* [Brief 1]:
Answer these questions from the thread on self-heal multiplexing below, one answer per line, labeled (a), (b), (c):
(a) How many review links does RAFI KC post?
(b) How many self-heal daemons currently run on each node?
(c) How many volumes does RAFI KC mean by "lot of volumes"?

* [Source extract]:
■ ■ ■

Re: [Gluster-devel] Implementing multiplexing for self heal client.

2019-01-07 Thread RAFI KC
I have completed the patches and pushed for reviews. Please feel free to 
raise your review concerns/suggestions.



https://review.gluster.org/#/c/glusterfs/+/21868 



https://review.gluster.org/#/c/glusterfs/+/21907 



https://review.gluster.org/#/c/glusterfs/+/21960 



https://review.gluster.org/#/c/glusterfs/+/21989/ 




Regards

Rafi KC


On 12/24/18 3:58 PM, RAFI KC wrote:


On 12/21/18 6:56 PM, Sankarshan Mukhopadhyay wrote:

On Fri, Dec 21, 2018 at 6:30 PM RAFI KC  wrote:

Hi All,

What is the problem?
As of now self-heal client is running as one daemon per node, this 
means

even if there are multiple volumes, there will only be one self-heal
daemon. So to take effect of each configuration changes in the cluster,
the self-heal has to be reconfigured. But it doesn't have ability to
dynamically reconfigure. Which means when you have lot of volumes in 
the
cluster, every management operation that involves configurations 
changes

like volume start/stop, add/remove brick etc will result in self-heal
daemon restart. If such operation is executed more often, it is not 
only

slow down self-heal for a volume, but also increases the slef-heal logs
substantially.

What is the value of the number of volumes when you write "lot of
volumes"? 1000 volumes, more etc


Yes, more than 1000 volumes. It also depends on how often you execute 
glusterd management operations (mentioned above). Each time self heal 
daemon is restarted, it prints the entire graph. This graph traces in 
the log will contribute the majority it's size.

■ ■ ■

* [Brief 2]: Please pull out every line of the listing that contains the string "university".

■ ■ ■

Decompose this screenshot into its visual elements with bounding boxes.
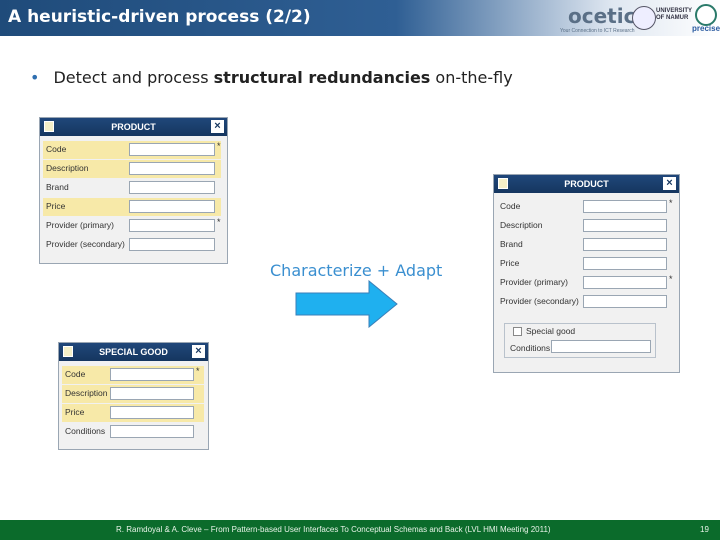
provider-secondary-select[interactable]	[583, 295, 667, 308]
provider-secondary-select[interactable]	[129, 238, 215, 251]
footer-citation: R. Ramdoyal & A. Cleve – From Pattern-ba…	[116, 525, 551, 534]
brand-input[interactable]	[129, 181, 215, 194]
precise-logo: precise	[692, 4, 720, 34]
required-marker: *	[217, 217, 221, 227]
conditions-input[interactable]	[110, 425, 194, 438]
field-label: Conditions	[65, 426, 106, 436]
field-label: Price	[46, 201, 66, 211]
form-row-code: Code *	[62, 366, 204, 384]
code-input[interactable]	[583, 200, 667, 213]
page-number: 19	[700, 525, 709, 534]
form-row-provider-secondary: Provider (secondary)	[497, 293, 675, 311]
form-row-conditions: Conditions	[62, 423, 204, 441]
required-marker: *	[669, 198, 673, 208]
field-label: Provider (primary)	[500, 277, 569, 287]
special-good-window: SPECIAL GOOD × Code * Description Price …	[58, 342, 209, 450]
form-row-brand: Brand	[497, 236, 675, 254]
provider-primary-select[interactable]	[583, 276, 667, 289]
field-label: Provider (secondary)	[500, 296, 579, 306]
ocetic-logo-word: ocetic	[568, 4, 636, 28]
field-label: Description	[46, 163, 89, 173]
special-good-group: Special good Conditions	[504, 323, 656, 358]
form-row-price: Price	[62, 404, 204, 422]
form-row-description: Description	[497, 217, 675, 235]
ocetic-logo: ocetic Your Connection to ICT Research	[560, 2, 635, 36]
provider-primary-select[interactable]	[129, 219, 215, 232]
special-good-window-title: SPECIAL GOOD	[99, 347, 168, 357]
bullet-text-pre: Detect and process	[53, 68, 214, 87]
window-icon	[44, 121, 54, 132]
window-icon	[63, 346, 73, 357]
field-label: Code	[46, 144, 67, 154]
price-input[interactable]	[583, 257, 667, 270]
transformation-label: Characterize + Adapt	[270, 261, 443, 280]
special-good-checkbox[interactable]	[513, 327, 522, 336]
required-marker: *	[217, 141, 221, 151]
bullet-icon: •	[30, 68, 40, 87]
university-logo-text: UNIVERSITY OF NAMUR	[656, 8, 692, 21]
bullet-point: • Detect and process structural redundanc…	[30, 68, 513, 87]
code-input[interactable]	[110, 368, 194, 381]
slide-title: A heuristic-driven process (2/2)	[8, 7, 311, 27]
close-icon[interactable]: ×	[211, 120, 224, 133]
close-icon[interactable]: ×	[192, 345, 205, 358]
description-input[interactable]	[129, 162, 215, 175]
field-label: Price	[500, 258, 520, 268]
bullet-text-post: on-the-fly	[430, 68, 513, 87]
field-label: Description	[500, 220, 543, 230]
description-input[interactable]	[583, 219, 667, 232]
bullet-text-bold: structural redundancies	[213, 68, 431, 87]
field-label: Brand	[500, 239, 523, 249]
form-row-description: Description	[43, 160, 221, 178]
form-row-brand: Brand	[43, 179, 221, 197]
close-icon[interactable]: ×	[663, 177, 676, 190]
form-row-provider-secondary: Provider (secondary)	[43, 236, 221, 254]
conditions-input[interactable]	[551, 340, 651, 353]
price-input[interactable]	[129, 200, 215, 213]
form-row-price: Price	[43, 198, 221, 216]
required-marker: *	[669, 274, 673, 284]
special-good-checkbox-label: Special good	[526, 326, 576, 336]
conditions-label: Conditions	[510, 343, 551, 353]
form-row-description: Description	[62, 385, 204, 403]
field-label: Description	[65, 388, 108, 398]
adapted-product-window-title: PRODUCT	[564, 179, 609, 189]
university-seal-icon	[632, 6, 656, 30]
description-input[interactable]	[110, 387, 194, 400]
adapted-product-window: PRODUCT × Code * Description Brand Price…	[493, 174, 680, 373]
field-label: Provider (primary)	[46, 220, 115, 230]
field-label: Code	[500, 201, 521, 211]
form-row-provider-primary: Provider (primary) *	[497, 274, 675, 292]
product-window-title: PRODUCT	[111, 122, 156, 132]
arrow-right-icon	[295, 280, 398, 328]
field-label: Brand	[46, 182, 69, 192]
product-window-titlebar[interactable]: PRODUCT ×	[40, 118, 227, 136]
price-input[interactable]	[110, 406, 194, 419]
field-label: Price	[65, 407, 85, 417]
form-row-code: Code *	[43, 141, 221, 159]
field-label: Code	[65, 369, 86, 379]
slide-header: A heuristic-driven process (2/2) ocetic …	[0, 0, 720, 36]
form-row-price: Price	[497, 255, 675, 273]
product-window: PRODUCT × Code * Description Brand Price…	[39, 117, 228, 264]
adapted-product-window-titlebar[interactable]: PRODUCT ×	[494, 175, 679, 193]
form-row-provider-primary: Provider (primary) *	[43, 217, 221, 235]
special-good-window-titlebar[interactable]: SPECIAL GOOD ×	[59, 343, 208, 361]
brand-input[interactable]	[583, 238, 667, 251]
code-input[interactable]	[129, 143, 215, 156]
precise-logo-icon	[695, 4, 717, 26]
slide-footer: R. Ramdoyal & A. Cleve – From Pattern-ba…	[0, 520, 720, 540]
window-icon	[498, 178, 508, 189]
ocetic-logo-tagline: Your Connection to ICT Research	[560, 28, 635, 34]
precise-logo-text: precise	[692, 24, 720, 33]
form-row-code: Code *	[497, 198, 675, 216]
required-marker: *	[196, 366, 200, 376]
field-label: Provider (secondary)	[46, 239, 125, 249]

■ ■ ■

* [Right answer 1]:
(a) Four.
(b) One.
(c) More than 1000.

* [Right answer 2]:
university-logo-text: UNIVERSITY OF NAMUR	[656, 8, 692, 21]
university-seal-icon	[632, 6, 656, 30]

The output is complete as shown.